§ SELECTED TEXT
Abdel-Fatah Qudsiyeh (; born 1953) is since 2012 the deputy director of the Syrian National Security Bureau and a close adviser to President Bashar al-Assad.

Early life
Qudsiyeh was born in Hama in 1953.

Career
Qudsiyeh is a major general. He served in the special forces and was the head of the Air Force Intelligence Directorate of Syria. He also served as the head of the Syrian Military Intelligence Directorate from 2009 to July 2012. After the National Security headquarters bombing in July 2012, he was appointed as the deputy director of the National Security Bureau which became headed by Ali Mamlouk. Qudsiyeh was replaced by Rafiq Shahadah as general director of the military intelligence.

§ DATA SUPPLIED
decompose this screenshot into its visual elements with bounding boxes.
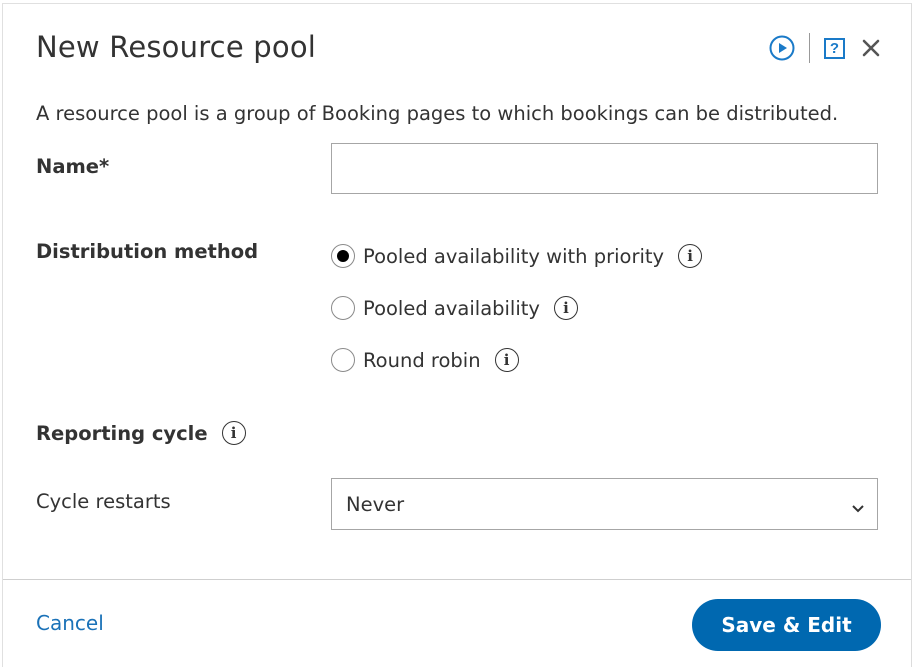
radio-label: Pooled availability with priority (363, 245, 664, 268)
header-icons: ? (769, 33, 881, 63)
distribution-method-label: Distribution method (36, 240, 258, 263)
radio-label: Pooled availability (363, 297, 540, 320)
cycle-restarts-label: Cycle restarts (36, 490, 171, 513)
reporting-cycle-label: Reporting cycle (36, 422, 208, 445)
footer-divider (3, 579, 911, 580)
dialog-title: New Resource pool (36, 30, 316, 64)
radio-button[interactable] (331, 296, 355, 320)
new-resource-pool-dialog: New Resource pool ? A resource pool is a… (2, 3, 912, 667)
play-icon[interactable] (769, 35, 795, 61)
chevron-down-icon (851, 499, 865, 509)
dialog-description: A resource pool is a group of Booking pa… (36, 102, 838, 125)
info-icon[interactable]: i (495, 348, 519, 372)
radio-label: Round robin (363, 349, 481, 372)
info-icon[interactable]: i (554, 296, 578, 320)
radio-round-robin[interactable]: Round robin i (331, 348, 519, 372)
header-divider (809, 33, 810, 63)
save-and-edit-button[interactable]: Save & Edit (692, 599, 881, 651)
close-icon[interactable] (861, 38, 881, 58)
name-input[interactable] (331, 143, 878, 194)
radio-selected-dot (337, 250, 349, 262)
radio-button[interactable] (331, 348, 355, 372)
info-icon[interactable]: i (678, 244, 702, 268)
name-label: Name* (36, 155, 109, 178)
reporting-cycle-heading: Reporting cycle i (36, 421, 246, 445)
help-icon[interactable]: ? (824, 38, 845, 59)
info-icon[interactable]: i (222, 421, 246, 445)
radio-pooled-availability-with-priority[interactable]: Pooled availability with priority i (331, 244, 702, 268)
radio-pooled-availability[interactable]: Pooled availability i (331, 296, 578, 320)
select-value: Never (346, 493, 404, 516)
cycle-restarts-select[interactable]: Never (331, 478, 878, 530)
radio-button[interactable] (331, 244, 355, 268)
cancel-button[interactable]: Cancel (36, 611, 104, 635)
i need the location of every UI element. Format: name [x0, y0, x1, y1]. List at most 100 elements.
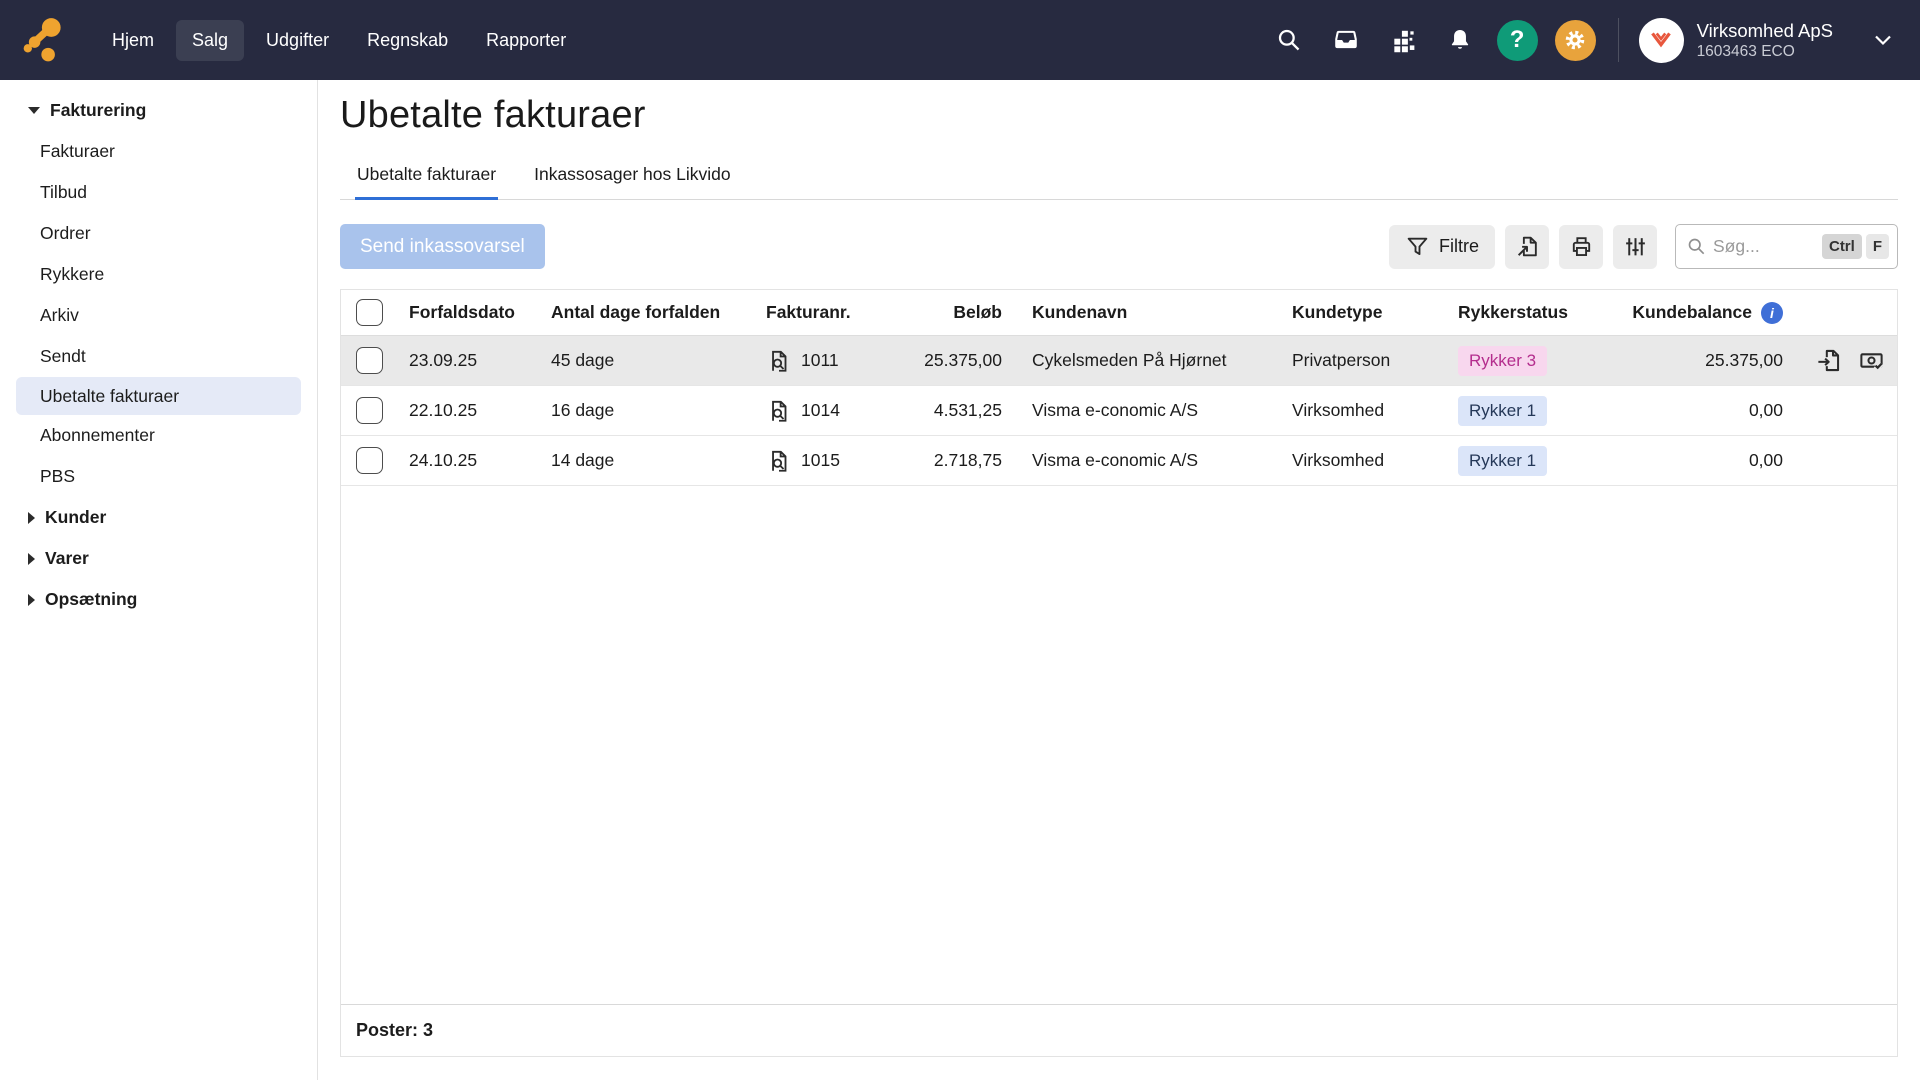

§ TASKS TO CARRY OUT
**A)** Using the text about Abdel-Fatah Qudsiyeh, answer these questions:
(i) In which city was Qudsiyeh born?
(ii) During which period did he head the Syrian Military Intelligence Directorate?
(iii) Who replaced him as general director of the military intelligence?
**B)** From the text about Abdel-Fatah Qudsiyeh, extract the passage between "Abdel-Fatah Qudsiyeh (;" and "President Bashar al-Assad.", inclusive.

§ ANSWERS TO EACH TASK
**A)**
(i) Hama
(ii) From 2009 to July 2012
(iii) Rafiq Shahadah

**B)**
Abdel-Fatah Qudsiyeh (; born 1953) is since 2012 the deputy director of the Syrian National Security Bureau and a close adviser to President Bashar al-Assad.